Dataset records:
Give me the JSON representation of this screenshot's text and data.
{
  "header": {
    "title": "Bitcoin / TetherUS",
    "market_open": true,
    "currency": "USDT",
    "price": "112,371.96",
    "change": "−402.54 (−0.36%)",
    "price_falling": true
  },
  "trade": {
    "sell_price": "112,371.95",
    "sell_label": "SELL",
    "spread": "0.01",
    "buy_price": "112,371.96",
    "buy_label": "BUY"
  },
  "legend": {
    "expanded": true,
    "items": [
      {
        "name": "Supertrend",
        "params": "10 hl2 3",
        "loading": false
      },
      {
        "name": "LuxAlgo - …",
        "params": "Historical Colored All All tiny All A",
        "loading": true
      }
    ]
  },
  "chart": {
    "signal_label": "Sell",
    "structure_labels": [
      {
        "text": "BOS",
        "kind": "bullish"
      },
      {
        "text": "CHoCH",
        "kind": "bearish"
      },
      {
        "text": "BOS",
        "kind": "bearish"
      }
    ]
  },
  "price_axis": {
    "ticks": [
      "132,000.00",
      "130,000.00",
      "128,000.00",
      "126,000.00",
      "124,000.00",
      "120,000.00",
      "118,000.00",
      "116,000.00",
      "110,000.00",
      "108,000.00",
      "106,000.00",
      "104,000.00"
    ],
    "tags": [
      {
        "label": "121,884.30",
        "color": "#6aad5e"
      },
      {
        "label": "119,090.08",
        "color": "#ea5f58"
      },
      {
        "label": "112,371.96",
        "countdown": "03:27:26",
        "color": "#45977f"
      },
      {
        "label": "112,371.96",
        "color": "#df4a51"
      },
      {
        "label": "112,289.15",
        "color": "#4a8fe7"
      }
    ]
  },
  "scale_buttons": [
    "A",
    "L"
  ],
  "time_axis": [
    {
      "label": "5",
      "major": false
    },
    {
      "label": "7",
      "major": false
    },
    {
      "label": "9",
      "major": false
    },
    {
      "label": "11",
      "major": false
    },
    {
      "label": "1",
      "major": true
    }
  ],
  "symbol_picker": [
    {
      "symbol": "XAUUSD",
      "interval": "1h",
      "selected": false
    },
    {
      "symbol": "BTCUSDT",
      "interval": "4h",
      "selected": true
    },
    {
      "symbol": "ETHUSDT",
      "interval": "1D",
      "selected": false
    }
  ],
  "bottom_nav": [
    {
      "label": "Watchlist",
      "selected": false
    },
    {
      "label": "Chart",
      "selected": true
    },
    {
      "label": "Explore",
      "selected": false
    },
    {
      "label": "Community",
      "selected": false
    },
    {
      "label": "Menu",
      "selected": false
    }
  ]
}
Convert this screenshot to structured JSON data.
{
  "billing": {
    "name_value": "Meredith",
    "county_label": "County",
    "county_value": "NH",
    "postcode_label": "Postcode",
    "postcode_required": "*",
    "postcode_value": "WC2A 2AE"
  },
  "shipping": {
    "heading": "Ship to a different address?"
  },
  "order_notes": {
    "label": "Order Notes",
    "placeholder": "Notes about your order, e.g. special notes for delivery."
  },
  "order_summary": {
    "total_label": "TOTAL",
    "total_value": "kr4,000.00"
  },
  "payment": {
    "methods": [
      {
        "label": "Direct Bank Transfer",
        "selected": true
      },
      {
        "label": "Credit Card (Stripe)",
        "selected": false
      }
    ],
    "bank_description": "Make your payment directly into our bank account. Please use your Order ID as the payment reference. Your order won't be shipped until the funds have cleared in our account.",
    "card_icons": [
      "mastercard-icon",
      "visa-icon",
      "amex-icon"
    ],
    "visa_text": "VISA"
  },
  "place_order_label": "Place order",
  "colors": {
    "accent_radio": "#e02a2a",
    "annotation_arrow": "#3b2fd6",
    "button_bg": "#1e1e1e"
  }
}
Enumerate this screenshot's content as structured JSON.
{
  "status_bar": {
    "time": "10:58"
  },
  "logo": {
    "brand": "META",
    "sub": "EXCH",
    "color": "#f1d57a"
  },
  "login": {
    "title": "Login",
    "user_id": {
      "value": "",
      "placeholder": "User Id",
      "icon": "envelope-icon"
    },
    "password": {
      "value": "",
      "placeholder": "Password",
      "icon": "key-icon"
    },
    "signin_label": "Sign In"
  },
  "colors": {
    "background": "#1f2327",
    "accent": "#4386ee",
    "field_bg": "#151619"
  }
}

## Set problem:
Collect the lines that hold "your".

## Solution to the exercise:
    "placeholder": "Notes about your order, e.g. special notes for delivery."
    "bank_description": "Make your payment directly into our bank account. Please use your Order ID as the payment reference. Your order won't be shipped until the funds have cleared in our account.",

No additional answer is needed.